Work required — Starting at the line with "What text is on this page?", transcribe each line through the final one, both included, and add nothing.

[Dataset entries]
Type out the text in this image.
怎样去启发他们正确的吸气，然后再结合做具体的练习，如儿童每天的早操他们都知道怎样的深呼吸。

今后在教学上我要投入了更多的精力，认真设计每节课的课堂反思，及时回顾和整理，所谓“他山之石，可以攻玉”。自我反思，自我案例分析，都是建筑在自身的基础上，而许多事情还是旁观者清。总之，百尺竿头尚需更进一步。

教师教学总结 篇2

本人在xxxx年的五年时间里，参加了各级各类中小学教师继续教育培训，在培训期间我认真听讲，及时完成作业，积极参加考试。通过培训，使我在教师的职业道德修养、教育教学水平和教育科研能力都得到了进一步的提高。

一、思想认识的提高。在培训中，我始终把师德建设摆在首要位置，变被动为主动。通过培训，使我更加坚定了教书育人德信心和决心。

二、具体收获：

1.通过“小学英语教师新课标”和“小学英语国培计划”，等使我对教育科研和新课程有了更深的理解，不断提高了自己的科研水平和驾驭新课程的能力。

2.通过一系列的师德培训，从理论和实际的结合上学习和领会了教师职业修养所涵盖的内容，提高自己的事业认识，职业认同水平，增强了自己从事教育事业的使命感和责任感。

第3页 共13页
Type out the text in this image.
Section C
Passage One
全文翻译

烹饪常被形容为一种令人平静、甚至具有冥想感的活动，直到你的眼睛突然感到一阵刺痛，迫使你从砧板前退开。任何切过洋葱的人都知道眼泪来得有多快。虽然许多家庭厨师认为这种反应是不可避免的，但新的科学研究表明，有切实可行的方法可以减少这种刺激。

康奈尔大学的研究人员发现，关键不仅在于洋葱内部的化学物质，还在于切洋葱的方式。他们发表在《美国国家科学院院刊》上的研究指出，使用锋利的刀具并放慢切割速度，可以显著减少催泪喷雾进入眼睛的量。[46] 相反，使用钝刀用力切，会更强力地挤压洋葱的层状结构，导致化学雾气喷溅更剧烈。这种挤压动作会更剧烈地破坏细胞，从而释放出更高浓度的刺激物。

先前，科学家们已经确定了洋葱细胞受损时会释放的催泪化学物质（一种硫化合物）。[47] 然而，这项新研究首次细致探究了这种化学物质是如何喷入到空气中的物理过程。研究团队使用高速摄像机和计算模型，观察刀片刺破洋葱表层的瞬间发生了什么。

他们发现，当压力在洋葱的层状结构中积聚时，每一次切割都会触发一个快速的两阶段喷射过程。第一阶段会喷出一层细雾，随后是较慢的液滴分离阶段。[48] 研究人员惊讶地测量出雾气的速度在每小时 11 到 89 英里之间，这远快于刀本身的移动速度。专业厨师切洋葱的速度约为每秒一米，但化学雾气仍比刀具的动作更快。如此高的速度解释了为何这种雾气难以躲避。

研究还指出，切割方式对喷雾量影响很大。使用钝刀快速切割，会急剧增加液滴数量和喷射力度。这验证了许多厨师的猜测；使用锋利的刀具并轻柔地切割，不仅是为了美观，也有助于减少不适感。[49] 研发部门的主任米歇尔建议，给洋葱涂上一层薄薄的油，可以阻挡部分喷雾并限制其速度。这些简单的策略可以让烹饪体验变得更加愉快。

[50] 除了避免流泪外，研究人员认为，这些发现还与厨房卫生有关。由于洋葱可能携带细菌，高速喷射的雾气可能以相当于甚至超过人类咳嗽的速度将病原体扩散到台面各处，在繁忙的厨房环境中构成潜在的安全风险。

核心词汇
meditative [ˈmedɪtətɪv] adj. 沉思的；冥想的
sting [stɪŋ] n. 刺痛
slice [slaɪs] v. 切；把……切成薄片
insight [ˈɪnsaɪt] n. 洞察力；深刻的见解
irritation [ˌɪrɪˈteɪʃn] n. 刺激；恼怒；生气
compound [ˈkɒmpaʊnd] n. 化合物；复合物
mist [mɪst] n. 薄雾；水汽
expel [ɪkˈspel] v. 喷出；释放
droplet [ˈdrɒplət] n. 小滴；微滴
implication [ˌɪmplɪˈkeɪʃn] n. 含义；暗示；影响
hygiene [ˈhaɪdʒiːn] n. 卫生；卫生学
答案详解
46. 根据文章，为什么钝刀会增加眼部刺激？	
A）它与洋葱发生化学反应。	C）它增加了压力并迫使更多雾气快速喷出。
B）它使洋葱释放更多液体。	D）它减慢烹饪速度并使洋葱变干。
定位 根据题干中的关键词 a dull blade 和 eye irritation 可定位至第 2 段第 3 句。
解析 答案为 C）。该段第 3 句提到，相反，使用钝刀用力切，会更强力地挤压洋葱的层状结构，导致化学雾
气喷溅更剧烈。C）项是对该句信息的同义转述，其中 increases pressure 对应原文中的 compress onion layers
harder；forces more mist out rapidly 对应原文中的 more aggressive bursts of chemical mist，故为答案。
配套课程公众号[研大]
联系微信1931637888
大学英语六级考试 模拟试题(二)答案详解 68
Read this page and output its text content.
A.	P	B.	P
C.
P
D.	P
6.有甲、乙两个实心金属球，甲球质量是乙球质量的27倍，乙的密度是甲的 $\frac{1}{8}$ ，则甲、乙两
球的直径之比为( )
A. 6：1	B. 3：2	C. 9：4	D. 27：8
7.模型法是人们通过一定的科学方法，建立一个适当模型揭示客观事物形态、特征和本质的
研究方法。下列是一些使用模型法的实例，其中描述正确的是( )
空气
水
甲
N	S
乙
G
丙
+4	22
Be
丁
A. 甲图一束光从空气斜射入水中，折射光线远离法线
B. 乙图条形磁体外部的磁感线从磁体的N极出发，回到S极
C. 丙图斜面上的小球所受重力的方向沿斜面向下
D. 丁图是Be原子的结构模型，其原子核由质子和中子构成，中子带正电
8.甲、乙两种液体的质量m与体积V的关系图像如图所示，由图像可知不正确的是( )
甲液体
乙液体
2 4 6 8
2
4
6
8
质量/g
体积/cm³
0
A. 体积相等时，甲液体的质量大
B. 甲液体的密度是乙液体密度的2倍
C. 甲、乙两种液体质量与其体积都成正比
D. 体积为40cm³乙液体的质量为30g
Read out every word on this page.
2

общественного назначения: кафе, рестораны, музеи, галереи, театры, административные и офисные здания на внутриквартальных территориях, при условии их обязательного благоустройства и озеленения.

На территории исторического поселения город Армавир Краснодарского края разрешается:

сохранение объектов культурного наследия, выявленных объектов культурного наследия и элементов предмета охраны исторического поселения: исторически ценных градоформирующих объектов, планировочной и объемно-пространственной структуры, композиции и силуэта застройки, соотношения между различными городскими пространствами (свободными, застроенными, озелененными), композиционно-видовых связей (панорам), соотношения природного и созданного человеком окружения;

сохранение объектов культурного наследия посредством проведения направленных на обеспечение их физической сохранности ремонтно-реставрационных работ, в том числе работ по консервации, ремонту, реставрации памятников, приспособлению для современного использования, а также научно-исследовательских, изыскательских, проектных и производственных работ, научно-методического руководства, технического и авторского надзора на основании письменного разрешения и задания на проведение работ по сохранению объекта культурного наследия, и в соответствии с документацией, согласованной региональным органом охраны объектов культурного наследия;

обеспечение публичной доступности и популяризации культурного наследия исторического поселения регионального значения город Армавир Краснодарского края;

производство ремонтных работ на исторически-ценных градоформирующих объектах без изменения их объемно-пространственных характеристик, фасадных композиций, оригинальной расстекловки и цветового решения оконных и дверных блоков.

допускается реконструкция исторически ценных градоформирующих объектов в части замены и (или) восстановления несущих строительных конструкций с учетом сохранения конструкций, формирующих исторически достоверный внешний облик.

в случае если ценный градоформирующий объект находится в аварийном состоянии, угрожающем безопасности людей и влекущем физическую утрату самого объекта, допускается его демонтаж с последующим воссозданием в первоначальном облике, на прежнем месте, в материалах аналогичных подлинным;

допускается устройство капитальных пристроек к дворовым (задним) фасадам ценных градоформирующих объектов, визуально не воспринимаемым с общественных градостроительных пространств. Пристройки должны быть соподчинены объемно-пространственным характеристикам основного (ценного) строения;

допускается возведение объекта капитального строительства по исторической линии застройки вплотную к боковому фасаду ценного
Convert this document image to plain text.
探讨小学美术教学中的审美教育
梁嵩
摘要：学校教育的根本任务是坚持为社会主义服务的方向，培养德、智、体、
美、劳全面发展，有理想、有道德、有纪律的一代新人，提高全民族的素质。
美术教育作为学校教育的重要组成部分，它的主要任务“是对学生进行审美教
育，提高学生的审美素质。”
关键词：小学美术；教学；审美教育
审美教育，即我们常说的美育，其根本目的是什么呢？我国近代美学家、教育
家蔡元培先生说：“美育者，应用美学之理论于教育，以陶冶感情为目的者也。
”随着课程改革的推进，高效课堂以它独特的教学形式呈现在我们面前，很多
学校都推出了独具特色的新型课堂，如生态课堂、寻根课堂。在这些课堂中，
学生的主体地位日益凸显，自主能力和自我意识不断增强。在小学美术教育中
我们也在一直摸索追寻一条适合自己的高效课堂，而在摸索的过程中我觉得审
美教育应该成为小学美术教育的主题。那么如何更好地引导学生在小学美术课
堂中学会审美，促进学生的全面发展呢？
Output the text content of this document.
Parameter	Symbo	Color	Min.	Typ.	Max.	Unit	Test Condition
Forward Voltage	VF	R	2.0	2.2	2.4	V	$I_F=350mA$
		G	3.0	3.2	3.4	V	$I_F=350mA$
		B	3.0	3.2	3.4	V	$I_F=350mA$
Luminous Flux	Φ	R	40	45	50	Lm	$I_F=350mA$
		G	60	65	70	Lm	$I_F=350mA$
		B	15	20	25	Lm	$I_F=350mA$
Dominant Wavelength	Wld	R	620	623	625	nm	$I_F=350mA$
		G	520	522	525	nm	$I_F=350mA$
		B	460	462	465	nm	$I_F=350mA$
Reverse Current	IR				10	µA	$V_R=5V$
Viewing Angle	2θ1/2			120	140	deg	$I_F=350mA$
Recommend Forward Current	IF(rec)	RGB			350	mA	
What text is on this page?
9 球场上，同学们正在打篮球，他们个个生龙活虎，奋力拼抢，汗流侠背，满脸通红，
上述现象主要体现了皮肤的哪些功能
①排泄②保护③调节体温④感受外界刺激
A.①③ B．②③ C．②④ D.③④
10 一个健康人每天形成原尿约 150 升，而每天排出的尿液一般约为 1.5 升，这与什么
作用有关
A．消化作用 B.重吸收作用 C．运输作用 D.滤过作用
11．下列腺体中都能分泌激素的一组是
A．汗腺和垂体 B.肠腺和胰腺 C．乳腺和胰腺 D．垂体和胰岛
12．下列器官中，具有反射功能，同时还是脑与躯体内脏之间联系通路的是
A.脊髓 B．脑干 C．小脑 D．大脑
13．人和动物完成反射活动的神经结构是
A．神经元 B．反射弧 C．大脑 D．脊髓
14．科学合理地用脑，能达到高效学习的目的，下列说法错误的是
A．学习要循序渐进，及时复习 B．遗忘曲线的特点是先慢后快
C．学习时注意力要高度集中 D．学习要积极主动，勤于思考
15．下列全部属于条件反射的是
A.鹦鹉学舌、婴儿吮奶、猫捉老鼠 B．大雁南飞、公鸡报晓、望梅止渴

Task output —
What text is on this page?
9 球场上，同学们正在打篮球，他们个个生龙活虎，奋力拼抢，汗流侠背，满脸通红，
上述现象主要体现了皮肤的哪些功能
①排泄②保护③调节体温④感受外界刺激
A.①③ B．②③ C．②④ D.③④
10 一个健康人每天形成原尿约 150 升，而每天排出的尿液一般约为 1.5 升，这与什么
作用有关
A．消化作用 B.重吸收作用 C．运输作用 D.滤过作用
11．下列腺体中都能分泌激素的一组是
A．汗腺和垂体 B.肠腺和胰腺 C．乳腺和胰腺 D．垂体和胰岛
12．下列器官中，具有反射功能，同时还是脑与躯体内脏之间联系通路的是
A.脊髓 B．脑干 C．小脑 D．大脑
13．人和动物完成反射活动的神经结构是
A．神经元 B．反射弧 C．大脑 D．脊髓
14．科学合理地用脑，能达到高效学习的目的，下列说法错误的是
A．学习要循序渐进，及时复习 B．遗忘曲线的特点是先慢后快
C．学习时注意力要高度集中 D．学习要积极主动，勤于思考
15．下列全部属于条件反射的是
A.鹦鹉学舌、婴儿吮奶、猫捉老鼠 B．大雁南飞、公鸡报晓、望梅止渴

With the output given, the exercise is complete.